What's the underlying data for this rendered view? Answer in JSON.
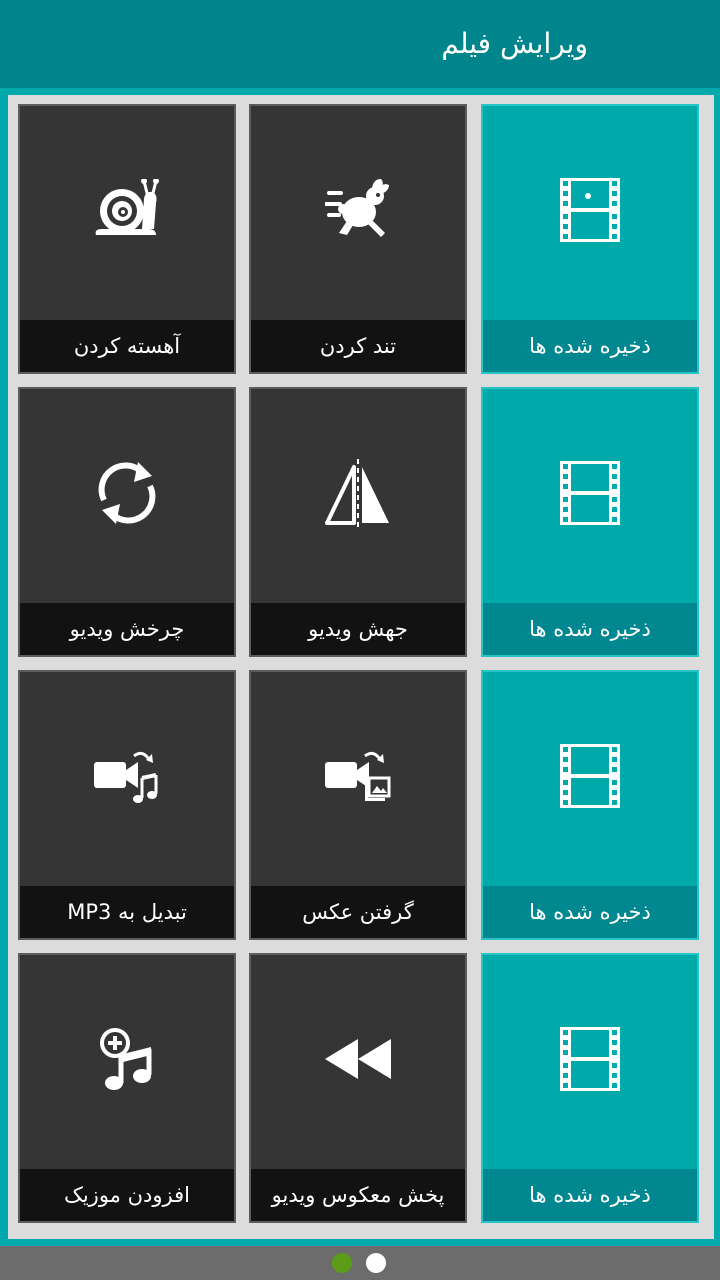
{
  "header": {
    "title": "ویرایش فیلم"
  },
  "tiles": [
    {
      "label": "آهسته کردن",
      "icon": "snail-icon"
    },
    {
      "label": "تند کردن",
      "icon": "running-rabbit-icon"
    },
    {
      "label": "ذخیره شده ها",
      "icon": "saved-film-speed-icon"
    },
    {
      "label": "چرخش ویدیو",
      "icon": "rotate-icon"
    },
    {
      "label": "جهش ویدیو",
      "icon": "flip-icon"
    },
    {
      "label": "ذخیره شده ها",
      "icon": "saved-film-rotate-icon"
    },
    {
      "label": "تبدیل به MP3",
      "icon": "video-to-music-icon"
    },
    {
      "label": "گرفتن عکس",
      "icon": "video-to-image-icon"
    },
    {
      "label": "ذخیره شده ها",
      "icon": "saved-film-convert-icon"
    },
    {
      "label": "افزودن موزیک",
      "icon": "add-music-icon"
    },
    {
      "label": "پخش معکوس ویدیو",
      "icon": "rewind-icon"
    },
    {
      "label": "ذخیره شده ها",
      "icon": "saved-film-music-icon"
    }
  ],
  "pager": {
    "active_color": "#5a9c16",
    "inactive_color": "#ffffff"
  },
  "colors": {
    "appbar": "#00858d",
    "teal_tile": "#00aaab",
    "dark_tile": "#353535",
    "caption": "#121212",
    "teal_caption": "#00878f"
  }
}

**Aim of the exercise:** Quote every record above exactly, leaving out the pictures.

**Exercise result:**
What's the underlying data for this rendered view? Answer in JSON.
{
  "header": {
    "title": "ویرایش فیلم"
  },
  "tiles": [
    {
      "label": "آهسته کردن",
      "icon": "snail-icon"
    },
    {
      "label": "تند کردن",
      "icon": "running-rabbit-icon"
    },
    {
      "label": "ذخیره شده ها",
      "icon": "saved-film-speed-icon"
    },
    {
      "label": "چرخش ویدیو",
      "icon": "rotate-icon"
    },
    {
      "label": "جهش ویدیو",
      "icon": "flip-icon"
    },
    {
      "label": "ذخیره شده ها",
      "icon": "saved-film-rotate-icon"
    },
    {
      "label": "تبدیل به MP3",
      "icon": "video-to-music-icon"
    },
    {
      "label": "گرفتن عکس",
      "icon": "video-to-image-icon"
    },
    {
      "label": "ذخیره شده ها",
      "icon": "saved-film-convert-icon"
    },
    {
      "label": "افزودن موزیک",
      "icon": "add-music-icon"
    },
    {
      "label": "پخش معکوس ویدیو",
      "icon": "rewind-icon"
    },
    {
      "label": "ذخیره شده ها",
      "icon": "saved-film-music-icon"
    }
  ],
  "pager": {
    "active_color": "#5a9c16",
    "inactive_color": "#ffffff"
  },
  "colors": {
    "appbar": "#00858d",
    "teal_tile": "#00aaab",
    "dark_tile": "#353535",
    "caption": "#121212",
    "teal_caption": "#00878f"
  }
}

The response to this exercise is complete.